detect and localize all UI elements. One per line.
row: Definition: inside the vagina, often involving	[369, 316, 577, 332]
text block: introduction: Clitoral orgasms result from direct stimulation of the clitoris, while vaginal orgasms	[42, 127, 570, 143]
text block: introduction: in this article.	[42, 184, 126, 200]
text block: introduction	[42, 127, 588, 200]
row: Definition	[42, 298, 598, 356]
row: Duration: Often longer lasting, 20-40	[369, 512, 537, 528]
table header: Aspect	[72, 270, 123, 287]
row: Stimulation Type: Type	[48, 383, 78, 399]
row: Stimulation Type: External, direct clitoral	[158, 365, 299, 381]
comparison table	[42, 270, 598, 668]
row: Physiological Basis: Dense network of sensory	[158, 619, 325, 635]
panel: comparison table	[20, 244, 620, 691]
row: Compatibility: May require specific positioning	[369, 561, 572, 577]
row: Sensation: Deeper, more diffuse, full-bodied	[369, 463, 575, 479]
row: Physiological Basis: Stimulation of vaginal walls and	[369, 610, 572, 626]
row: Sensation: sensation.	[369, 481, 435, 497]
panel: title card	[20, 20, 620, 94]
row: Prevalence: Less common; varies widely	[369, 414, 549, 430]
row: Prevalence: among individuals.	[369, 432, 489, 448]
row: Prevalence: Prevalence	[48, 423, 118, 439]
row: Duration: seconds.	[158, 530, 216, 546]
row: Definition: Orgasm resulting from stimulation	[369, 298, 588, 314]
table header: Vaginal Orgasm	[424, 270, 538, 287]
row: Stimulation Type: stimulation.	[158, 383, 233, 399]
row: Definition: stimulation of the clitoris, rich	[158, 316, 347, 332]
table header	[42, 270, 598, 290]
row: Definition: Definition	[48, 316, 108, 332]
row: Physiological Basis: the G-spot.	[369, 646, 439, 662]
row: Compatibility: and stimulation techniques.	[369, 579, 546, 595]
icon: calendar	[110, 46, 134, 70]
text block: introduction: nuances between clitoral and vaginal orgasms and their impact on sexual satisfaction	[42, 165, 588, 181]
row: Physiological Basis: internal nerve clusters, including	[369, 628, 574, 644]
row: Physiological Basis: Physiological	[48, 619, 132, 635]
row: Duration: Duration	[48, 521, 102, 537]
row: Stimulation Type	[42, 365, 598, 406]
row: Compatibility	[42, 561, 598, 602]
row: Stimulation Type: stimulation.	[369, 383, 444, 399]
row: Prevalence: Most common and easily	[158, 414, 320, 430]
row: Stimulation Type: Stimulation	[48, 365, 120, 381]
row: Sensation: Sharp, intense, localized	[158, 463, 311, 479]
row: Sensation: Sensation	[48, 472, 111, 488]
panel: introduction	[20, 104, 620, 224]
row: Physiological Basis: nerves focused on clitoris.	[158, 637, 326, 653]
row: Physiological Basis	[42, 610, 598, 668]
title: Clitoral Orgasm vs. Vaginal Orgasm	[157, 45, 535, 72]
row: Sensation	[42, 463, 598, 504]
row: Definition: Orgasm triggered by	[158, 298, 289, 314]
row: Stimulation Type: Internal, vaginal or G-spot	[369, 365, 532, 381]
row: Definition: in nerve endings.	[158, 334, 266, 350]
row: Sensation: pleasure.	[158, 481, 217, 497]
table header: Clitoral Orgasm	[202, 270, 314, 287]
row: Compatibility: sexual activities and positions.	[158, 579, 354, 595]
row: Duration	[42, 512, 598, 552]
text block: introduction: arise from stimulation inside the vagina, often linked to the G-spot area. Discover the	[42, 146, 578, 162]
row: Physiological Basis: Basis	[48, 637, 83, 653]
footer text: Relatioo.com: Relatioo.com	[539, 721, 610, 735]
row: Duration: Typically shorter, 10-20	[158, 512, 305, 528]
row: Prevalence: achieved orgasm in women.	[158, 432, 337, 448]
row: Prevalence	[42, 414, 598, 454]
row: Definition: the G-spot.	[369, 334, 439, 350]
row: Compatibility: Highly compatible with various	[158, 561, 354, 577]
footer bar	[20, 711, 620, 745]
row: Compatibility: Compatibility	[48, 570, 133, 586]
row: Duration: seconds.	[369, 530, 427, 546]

=-=-=-=-=

● **Instructions to follow**
Can you print the items as they appear, from the first line through the line containing "383, 78, 399]", with both of those lines included?

● **Answer in full**
detect and localize all UI elements. One per line.
row: Definition: inside the vagina, often involving	[369, 316, 577, 332]
text block: introduction: Clitoral orgasms result from direct stimulation of the clitoris, while vaginal orgasms	[42, 127, 570, 143]
text block: introduction: in this article.	[42, 184, 126, 200]
text block: introduction	[42, 127, 588, 200]
row: Definition	[42, 298, 598, 356]
row: Duration: Often longer lasting, 20-40	[369, 512, 537, 528]
table header: Aspect	[72, 270, 123, 287]
row: Stimulation Type: Type	[48, 383, 78, 399]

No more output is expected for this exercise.